-- What is required --
Which lines hold the word "Akhisar"? Copy each of them from the material.

-- Recorded data --
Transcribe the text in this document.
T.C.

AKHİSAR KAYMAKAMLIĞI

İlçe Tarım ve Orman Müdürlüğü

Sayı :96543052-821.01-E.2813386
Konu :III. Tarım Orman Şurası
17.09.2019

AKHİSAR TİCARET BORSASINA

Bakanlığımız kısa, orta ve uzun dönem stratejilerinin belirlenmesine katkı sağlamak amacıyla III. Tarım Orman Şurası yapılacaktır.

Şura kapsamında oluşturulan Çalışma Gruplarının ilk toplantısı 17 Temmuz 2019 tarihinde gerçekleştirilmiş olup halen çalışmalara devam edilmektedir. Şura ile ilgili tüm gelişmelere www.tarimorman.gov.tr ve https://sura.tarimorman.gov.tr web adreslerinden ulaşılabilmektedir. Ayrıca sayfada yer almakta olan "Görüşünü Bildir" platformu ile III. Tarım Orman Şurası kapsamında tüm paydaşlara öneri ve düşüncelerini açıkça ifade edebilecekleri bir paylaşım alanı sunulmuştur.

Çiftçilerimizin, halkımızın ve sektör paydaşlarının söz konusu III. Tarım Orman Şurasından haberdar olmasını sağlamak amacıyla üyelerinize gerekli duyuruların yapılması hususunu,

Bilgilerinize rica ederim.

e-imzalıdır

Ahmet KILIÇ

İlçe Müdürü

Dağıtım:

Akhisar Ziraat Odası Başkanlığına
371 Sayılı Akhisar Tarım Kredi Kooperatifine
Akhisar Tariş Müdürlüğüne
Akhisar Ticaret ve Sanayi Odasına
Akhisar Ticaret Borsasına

-- Result --
Akhisar Ziraat Odası Başkanlığına
371 Sayılı Akhisar Tarım Kredi Kooperatifine
Akhisar Tariş Müdürlüğüne
Akhisar Ticaret ve Sanayi Odasına
Akhisar Ticaret Borsasına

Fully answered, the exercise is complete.